§ **Objective**
Pull out every line of the listing below where "人民法院" appears.

[Data entries]
—————

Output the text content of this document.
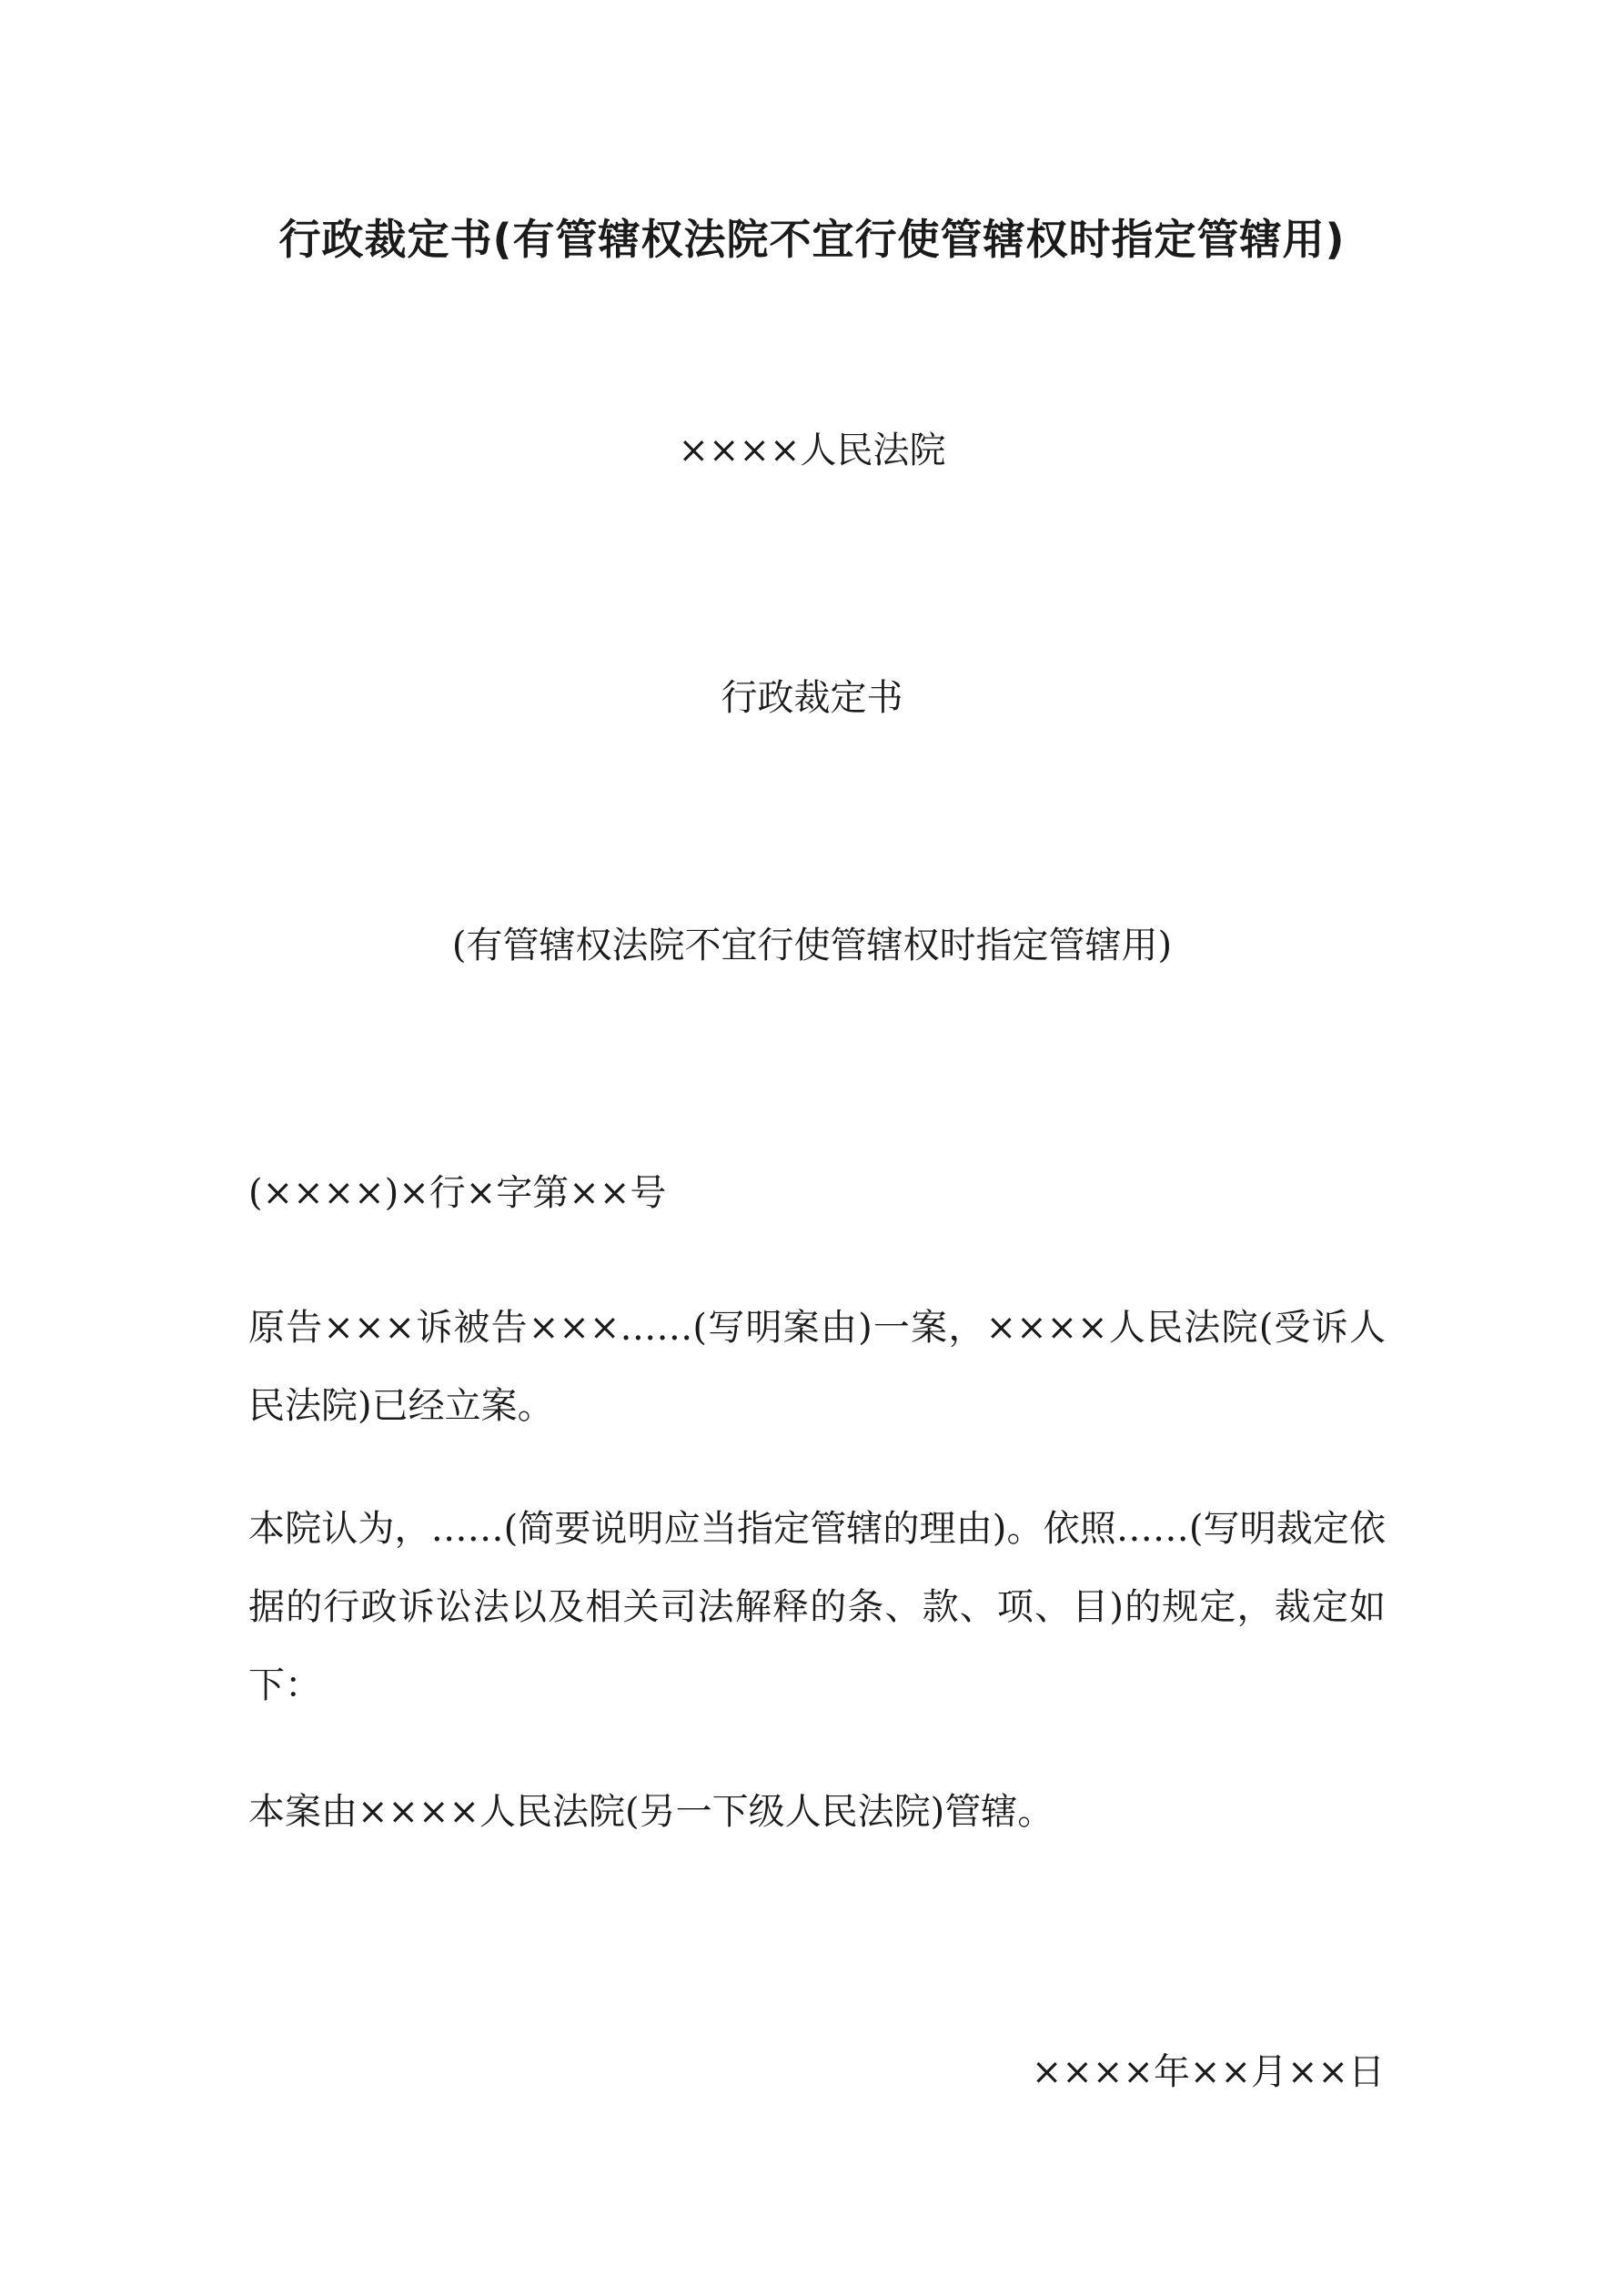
行政裁定书(有管辖权法院不宜行使管辖权时指定管辖用)

××××人民法院

行政裁定书

(有管辖权法院不宜行使管辖权时指定管辖用)

(××××)×行×字第××号

原告×××诉被告×××……(写明案由)一案，××××人民法院(受诉人民法院)已经立案。

本院认为，……(简要说明应当指定管辖的理由)。依照……(写明裁定依据的行政诉讼法以及相关司法解释的条、款、项、目)的规定，裁定如下：

本案由××××人民法院(另一下级人民法院)管辖。

××××年××月××日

—————

§ **Exercise result**
××××人民法院
原告×××诉被告×××……(写明案由)一案，××××人民法院(受诉人民法院)已经立案。
本案由××××人民法院(另一下级人民法院)管辖。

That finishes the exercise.